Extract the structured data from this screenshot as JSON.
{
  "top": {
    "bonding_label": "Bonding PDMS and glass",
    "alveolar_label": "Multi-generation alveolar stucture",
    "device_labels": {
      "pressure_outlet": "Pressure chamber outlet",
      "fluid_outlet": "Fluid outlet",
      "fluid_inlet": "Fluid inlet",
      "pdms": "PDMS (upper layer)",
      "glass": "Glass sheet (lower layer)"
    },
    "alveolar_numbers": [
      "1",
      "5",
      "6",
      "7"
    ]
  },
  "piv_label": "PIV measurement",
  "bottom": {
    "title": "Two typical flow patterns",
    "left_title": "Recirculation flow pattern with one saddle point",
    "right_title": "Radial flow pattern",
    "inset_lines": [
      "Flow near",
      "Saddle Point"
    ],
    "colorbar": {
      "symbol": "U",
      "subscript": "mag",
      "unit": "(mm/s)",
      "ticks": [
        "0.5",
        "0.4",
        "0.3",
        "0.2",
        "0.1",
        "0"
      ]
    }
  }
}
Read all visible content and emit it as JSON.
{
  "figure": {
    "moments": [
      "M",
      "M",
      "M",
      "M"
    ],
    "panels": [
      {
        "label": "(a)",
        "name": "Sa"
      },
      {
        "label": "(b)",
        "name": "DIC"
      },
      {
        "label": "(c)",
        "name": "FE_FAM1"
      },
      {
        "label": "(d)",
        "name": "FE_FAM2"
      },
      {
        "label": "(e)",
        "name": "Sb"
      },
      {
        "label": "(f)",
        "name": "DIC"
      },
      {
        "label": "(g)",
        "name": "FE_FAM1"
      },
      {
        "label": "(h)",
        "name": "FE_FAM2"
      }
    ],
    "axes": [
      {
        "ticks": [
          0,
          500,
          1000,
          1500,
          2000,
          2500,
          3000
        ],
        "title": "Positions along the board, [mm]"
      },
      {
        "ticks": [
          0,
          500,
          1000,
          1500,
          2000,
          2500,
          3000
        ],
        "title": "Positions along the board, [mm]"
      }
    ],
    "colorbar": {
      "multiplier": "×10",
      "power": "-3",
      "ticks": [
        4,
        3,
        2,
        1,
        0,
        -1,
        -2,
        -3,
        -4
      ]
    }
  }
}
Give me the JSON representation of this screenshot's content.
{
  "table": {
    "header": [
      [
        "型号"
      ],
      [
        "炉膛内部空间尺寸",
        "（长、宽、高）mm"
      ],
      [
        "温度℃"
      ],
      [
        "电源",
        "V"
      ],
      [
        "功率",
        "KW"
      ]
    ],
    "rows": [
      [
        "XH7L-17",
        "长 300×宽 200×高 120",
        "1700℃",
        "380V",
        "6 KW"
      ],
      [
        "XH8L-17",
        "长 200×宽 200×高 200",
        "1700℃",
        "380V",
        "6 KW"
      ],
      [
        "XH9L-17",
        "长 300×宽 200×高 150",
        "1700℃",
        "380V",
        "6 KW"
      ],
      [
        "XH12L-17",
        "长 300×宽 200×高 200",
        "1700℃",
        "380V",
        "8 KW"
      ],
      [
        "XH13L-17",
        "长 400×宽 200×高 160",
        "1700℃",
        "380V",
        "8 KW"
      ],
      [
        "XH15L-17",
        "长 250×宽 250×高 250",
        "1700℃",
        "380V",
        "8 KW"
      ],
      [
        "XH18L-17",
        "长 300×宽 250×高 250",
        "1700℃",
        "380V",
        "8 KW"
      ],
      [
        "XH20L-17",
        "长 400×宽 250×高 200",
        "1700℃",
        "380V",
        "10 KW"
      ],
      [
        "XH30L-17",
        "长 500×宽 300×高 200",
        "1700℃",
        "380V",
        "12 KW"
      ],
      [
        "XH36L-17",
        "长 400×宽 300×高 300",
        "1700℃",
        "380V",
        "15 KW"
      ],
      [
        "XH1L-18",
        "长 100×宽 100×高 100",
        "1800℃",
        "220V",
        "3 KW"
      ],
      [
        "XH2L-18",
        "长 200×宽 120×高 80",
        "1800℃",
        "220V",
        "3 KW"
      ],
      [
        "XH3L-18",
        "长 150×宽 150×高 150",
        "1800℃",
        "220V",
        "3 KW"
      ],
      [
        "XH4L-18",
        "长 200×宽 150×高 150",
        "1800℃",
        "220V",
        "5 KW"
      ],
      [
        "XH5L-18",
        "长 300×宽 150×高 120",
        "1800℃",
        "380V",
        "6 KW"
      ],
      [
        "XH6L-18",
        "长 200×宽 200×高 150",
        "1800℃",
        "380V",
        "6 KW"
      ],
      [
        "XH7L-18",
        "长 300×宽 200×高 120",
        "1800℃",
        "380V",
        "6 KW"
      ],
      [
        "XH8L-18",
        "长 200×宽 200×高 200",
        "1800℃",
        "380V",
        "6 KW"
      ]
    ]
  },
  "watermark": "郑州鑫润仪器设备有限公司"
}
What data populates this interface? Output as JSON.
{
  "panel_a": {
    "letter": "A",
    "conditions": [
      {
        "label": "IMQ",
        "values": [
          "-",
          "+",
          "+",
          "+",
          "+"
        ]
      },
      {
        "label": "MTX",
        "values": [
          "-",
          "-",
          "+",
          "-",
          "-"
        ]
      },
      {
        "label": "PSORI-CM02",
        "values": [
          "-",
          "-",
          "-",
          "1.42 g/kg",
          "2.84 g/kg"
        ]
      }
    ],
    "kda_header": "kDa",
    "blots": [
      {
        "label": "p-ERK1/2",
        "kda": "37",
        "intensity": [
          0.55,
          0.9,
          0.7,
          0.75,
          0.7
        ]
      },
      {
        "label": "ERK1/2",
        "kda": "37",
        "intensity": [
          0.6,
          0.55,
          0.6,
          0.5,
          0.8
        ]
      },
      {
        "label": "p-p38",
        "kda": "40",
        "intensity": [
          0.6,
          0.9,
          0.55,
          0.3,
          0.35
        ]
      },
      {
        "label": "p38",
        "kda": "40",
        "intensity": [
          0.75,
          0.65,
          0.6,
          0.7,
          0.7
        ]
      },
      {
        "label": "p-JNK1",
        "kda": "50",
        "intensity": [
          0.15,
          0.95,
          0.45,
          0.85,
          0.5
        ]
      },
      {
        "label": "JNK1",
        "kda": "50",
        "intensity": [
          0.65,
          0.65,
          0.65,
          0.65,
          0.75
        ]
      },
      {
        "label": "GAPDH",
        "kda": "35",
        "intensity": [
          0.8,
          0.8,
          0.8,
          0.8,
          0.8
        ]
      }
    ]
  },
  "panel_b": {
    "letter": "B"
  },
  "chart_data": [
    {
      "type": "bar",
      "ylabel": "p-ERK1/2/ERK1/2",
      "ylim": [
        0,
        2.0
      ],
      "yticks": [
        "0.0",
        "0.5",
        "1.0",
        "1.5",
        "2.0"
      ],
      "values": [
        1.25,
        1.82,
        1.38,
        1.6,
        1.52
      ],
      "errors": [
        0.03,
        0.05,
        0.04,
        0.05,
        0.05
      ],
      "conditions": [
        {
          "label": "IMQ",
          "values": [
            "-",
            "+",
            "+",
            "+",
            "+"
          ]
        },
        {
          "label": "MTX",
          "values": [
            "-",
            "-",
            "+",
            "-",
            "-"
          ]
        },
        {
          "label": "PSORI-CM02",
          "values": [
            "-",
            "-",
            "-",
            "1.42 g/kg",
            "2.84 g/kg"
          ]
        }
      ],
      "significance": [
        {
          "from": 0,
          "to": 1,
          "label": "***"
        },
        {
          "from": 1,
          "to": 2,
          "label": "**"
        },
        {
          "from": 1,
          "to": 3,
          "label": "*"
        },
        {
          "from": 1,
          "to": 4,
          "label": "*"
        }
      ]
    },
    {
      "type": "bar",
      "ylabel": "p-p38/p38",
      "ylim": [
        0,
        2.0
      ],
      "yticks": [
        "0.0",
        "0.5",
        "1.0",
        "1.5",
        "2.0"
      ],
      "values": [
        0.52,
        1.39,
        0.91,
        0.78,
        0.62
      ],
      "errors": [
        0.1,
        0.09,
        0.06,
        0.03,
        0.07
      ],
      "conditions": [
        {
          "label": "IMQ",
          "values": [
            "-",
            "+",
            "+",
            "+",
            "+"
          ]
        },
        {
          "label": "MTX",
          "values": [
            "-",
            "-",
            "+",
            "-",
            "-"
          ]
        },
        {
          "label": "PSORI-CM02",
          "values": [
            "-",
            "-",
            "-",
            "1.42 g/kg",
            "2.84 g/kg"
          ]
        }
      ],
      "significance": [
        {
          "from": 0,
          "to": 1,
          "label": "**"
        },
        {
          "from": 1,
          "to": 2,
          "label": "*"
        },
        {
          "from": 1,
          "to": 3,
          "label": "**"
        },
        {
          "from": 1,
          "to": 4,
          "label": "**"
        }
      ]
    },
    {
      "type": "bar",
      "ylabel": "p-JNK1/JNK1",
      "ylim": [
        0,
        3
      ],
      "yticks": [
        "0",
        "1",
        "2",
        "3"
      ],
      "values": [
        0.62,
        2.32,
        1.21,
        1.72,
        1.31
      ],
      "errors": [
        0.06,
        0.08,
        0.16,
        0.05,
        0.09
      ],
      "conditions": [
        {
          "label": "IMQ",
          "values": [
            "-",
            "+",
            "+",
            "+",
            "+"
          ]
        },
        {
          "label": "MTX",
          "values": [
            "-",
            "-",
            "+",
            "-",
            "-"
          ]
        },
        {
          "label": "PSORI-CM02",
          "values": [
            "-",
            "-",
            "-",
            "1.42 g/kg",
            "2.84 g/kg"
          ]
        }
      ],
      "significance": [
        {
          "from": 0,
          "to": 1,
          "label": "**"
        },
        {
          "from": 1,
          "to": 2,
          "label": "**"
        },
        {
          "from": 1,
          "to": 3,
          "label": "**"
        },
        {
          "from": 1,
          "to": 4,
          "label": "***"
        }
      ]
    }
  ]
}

### DIRECTION
Within the records above, how many lines include the word "JSON"? State the number by itself.

### ANSWER IN FULL
4